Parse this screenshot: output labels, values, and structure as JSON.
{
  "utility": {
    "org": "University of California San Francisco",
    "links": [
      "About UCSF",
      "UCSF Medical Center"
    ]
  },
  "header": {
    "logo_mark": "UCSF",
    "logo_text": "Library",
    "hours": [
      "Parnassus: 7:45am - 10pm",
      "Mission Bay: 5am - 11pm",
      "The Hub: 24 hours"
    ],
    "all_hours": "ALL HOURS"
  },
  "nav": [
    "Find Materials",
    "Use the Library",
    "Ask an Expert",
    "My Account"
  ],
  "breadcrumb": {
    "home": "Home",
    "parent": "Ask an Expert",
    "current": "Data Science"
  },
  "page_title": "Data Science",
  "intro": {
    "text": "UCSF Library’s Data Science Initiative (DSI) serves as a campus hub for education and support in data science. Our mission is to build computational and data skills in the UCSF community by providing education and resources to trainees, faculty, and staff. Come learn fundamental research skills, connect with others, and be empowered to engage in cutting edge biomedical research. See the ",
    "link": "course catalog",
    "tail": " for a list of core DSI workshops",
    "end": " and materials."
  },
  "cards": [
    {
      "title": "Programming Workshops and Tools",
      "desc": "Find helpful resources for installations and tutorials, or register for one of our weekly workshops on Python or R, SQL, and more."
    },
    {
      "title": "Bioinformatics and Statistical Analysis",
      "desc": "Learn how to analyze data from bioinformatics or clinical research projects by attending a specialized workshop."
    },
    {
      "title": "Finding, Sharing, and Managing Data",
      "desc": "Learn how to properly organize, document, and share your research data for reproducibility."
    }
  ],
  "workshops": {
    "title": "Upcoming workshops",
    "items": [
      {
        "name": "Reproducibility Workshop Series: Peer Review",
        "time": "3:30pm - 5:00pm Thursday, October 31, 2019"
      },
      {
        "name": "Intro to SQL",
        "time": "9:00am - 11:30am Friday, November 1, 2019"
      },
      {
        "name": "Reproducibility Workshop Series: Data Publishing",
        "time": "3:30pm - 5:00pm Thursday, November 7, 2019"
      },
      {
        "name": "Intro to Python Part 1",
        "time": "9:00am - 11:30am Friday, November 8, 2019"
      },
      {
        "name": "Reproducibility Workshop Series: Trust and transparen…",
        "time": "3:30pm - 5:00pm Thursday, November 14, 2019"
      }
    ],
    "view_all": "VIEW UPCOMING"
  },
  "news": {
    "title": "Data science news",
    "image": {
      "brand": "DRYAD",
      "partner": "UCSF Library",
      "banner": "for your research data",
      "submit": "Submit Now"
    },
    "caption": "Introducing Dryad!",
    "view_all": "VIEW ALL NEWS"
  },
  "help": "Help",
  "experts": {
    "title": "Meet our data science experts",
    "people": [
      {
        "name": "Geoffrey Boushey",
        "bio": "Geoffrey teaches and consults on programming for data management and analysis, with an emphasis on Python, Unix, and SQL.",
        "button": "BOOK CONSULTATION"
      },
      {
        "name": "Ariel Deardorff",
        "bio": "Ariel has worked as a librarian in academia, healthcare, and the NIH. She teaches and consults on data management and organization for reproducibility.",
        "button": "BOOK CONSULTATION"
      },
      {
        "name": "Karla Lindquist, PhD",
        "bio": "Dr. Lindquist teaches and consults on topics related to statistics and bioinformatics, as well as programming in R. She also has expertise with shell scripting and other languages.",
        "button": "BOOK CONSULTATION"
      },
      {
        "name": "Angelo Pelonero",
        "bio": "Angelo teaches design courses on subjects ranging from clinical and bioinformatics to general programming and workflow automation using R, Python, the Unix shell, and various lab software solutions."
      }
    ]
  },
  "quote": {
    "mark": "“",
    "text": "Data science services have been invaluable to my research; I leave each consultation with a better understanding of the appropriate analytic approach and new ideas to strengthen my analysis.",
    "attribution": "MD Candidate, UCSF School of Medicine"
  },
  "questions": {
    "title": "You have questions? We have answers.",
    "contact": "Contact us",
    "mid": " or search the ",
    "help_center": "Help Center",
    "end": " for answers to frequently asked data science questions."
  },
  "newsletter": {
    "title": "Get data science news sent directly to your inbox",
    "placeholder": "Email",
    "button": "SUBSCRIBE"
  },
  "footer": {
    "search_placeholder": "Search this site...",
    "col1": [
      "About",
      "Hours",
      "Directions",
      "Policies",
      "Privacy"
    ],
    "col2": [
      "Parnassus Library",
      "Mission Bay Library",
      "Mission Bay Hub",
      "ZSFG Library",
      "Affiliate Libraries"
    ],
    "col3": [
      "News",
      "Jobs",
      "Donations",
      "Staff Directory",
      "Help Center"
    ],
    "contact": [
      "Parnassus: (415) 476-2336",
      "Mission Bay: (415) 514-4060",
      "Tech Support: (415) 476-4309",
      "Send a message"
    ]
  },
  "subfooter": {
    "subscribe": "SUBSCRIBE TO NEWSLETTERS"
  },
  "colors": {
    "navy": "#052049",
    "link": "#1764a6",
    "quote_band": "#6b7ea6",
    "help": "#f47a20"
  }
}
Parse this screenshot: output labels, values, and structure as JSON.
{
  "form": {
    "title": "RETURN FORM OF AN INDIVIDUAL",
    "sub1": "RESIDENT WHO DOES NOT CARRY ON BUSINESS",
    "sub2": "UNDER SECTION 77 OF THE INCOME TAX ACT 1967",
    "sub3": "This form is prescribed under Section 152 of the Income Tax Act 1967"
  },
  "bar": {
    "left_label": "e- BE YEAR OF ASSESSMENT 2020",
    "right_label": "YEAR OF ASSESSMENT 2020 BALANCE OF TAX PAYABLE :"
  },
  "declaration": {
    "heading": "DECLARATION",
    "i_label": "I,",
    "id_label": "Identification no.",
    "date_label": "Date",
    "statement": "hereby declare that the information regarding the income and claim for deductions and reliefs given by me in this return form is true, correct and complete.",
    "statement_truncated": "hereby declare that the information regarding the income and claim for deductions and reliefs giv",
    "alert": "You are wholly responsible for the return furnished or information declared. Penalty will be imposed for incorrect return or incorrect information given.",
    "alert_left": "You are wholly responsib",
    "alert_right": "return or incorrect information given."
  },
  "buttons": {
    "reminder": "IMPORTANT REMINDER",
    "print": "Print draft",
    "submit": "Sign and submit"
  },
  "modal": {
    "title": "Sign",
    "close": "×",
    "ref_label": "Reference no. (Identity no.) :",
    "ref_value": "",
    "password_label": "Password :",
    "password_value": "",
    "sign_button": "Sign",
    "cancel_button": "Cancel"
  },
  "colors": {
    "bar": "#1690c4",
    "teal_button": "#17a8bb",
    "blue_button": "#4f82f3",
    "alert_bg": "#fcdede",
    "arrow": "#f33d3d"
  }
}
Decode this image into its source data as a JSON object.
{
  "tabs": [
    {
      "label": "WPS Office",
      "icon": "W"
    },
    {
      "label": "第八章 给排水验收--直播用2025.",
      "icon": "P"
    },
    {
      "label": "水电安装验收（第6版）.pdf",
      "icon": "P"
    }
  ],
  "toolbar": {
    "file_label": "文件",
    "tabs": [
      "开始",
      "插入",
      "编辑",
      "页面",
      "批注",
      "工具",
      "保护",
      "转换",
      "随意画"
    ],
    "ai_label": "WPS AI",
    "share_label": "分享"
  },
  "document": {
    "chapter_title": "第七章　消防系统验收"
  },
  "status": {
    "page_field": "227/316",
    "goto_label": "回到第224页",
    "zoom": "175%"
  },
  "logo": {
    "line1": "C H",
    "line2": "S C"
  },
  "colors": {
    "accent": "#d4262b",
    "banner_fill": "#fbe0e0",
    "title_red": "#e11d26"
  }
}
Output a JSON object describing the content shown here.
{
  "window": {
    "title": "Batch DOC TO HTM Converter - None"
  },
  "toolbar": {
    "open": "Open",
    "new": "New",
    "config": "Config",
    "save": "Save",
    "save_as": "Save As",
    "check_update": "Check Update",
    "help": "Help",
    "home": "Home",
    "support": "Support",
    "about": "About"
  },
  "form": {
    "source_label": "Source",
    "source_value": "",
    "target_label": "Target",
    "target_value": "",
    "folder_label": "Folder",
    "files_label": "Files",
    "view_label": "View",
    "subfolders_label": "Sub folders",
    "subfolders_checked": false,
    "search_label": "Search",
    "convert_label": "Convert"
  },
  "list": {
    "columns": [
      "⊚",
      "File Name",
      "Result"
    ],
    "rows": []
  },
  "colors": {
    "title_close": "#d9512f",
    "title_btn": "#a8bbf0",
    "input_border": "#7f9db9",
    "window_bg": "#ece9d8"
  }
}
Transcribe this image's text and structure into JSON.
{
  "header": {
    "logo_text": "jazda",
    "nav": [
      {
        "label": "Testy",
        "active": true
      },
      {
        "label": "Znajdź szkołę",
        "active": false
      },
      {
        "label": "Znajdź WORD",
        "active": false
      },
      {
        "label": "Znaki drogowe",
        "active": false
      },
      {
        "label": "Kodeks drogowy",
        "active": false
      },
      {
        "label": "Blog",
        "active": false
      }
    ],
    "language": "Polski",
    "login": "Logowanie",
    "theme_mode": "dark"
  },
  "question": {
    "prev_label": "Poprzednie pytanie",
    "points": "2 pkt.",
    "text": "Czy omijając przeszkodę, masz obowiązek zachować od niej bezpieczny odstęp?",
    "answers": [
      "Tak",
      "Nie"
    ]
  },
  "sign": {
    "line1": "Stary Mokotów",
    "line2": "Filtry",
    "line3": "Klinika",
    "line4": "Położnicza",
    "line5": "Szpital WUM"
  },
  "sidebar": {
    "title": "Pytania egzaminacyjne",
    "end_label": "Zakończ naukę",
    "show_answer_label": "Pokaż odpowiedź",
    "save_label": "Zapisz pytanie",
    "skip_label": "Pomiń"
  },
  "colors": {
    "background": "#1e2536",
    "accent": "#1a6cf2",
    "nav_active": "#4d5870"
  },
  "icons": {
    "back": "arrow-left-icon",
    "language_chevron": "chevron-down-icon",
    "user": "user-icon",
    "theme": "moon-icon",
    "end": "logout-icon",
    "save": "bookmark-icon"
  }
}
━━━
## What is needed
Copy every line of the records above that holds the word "Thursday".

## Solution for this problem
        "time": "3:30pm - 5:00pm Thursday, October 31, 2019"
        "time": "3:30pm - 5:00pm Thursday, November 7, 2019"
        "time": "3:30pm - 5:00pm Thursday, November 14, 2019"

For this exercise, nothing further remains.